# Directions
Lines before the one containing "Transcribe this image's" are excluded; retype that line and all remaining lines of the material exactly.

(Source records)
────────────────────
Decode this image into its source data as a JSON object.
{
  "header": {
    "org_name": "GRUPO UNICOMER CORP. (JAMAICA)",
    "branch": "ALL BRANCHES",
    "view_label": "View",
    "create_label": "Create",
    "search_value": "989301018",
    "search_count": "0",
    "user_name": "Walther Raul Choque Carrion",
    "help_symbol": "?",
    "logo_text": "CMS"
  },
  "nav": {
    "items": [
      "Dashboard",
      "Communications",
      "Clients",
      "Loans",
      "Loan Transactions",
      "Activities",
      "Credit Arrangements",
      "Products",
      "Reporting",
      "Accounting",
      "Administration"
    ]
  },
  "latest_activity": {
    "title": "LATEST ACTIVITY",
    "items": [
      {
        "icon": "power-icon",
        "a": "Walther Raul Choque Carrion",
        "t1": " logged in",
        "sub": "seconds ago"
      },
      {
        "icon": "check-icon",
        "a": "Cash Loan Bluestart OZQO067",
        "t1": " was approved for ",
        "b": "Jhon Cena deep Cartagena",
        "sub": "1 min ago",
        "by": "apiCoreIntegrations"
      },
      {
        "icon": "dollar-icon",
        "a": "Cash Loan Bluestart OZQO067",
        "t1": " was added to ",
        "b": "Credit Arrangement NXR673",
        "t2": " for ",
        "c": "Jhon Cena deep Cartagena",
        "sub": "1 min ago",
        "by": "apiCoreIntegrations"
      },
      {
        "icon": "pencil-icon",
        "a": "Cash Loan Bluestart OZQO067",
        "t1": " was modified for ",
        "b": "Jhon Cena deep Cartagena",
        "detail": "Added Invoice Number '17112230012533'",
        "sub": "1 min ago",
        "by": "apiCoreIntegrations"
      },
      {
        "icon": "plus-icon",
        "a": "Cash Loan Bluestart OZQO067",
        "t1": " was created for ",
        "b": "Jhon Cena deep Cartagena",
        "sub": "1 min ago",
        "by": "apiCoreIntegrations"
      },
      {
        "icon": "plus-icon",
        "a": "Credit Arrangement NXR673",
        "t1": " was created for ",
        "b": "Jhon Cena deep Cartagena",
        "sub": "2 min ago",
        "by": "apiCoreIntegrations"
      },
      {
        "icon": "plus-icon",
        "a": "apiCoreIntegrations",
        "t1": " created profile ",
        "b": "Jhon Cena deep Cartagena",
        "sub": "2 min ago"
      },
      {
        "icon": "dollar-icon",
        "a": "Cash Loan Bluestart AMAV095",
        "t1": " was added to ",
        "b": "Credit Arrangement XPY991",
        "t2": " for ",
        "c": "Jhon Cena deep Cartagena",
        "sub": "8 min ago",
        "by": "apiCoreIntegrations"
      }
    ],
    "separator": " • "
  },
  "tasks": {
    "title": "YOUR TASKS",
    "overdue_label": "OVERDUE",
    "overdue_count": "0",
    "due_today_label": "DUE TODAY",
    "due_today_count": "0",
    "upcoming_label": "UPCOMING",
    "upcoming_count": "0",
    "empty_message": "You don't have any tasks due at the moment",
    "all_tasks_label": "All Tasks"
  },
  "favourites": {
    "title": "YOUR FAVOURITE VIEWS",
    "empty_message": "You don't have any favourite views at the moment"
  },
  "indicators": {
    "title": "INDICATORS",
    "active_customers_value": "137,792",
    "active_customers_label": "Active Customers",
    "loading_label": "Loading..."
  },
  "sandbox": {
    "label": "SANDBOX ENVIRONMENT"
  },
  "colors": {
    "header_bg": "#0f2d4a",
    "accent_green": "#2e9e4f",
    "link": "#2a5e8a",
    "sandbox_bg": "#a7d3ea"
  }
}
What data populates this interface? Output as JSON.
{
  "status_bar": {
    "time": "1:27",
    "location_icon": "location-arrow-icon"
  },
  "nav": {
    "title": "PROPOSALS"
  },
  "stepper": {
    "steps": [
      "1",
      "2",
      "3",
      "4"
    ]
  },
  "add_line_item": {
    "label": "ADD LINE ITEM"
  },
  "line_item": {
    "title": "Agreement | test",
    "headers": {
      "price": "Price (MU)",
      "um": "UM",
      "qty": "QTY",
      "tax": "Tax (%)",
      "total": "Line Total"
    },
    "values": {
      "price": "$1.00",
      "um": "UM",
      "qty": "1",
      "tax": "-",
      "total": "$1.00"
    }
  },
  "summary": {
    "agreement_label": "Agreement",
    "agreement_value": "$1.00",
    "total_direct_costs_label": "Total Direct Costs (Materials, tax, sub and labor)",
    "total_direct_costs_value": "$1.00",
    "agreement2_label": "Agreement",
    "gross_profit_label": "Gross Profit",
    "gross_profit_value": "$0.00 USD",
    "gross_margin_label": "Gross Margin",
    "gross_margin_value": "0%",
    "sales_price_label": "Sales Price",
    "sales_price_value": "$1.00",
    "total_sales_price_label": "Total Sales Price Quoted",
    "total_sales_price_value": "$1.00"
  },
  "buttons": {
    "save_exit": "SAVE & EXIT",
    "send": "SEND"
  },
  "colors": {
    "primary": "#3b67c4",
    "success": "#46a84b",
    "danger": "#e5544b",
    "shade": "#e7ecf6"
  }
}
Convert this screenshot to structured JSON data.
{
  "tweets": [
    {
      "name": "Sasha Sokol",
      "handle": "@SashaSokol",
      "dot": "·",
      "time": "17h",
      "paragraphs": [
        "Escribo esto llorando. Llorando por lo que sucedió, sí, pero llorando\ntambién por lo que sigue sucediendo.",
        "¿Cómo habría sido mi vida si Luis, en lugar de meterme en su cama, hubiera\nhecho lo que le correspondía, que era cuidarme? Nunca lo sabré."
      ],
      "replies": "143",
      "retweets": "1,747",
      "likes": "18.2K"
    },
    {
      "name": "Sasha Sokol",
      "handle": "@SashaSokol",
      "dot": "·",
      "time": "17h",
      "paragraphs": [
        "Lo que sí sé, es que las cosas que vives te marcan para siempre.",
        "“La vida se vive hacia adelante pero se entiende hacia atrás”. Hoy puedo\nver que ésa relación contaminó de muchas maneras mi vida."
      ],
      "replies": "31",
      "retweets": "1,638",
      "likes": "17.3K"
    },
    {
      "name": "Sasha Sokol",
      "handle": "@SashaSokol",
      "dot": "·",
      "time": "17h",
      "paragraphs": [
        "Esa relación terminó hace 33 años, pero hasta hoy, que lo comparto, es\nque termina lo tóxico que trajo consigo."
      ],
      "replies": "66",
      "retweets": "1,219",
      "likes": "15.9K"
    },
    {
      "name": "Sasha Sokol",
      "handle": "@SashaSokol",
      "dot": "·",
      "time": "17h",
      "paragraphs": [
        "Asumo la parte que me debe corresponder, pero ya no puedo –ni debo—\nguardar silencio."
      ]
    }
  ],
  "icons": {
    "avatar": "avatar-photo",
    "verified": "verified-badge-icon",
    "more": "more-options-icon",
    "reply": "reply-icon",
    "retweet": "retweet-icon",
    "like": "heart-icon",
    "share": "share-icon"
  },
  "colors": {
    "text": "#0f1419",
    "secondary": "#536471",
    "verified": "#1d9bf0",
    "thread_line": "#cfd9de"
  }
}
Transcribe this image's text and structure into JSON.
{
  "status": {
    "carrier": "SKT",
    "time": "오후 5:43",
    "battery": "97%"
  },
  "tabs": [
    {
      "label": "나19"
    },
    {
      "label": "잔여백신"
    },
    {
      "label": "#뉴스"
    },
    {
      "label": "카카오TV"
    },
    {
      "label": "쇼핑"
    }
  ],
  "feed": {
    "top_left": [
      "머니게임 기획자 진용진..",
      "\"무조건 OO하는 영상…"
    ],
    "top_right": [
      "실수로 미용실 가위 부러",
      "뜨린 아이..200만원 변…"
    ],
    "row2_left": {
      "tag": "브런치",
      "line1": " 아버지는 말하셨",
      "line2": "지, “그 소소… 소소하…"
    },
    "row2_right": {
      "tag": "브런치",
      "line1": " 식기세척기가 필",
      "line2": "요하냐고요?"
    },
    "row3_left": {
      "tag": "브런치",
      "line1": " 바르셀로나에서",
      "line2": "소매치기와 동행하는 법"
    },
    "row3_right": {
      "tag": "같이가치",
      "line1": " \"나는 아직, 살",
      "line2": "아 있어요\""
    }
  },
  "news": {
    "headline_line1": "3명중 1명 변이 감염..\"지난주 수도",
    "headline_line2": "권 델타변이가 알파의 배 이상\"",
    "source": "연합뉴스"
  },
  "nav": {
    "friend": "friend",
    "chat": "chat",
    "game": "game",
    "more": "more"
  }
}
────────────────────
# Task solution
Transcribe this image's text and structure into JSON.
{
  "status": {
    "carrier": "SKT",
    "time": "오후 5:43",
    "battery": "97%"
  },
  "tabs": [
    {
      "label": "나19"
    },
    {
      "label": "잔여백신"
    },
    {
      "label": "#뉴스"
    },
    {
      "label": "카카오TV"
    },
    {
      "label": "쇼핑"
    }
  ],
  "feed": {
    "top_left": [
      "머니게임 기획자 진용진..",
      "\"무조건 OO하는 영상…"
    ],
    "top_right": [
      "실수로 미용실 가위 부러",
      "뜨린 아이..200만원 변…"
    ],
    "row2_left": {
      "tag": "브런치",
      "line1": " 아버지는 말하셨",
      "line2": "지, “그 소소… 소소하…"
    },
    "row2_right": {
      "tag": "브런치",
      "line1": " 식기세척기가 필",
      "line2": "요하냐고요?"
    },
    "row3_left": {
      "tag": "브런치",
      "line1": " 바르셀로나에서",
      "line2": "소매치기와 동행하는 법"
    },
    "row3_right": {
      "tag": "같이가치",
      "line1": " \"나는 아직, 살",
      "line2": "아 있어요\""
    }
  },
  "news": {
    "headline_line1": "3명중 1명 변이 감염..\"지난주 수도",
    "headline_line2": "권 델타변이가 알파의 배 이상\"",
    "source": "연합뉴스"
  },
  "nav": {
    "friend": "friend",
    "chat": "chat",
    "game": "game",
    "more": "more"
  }
}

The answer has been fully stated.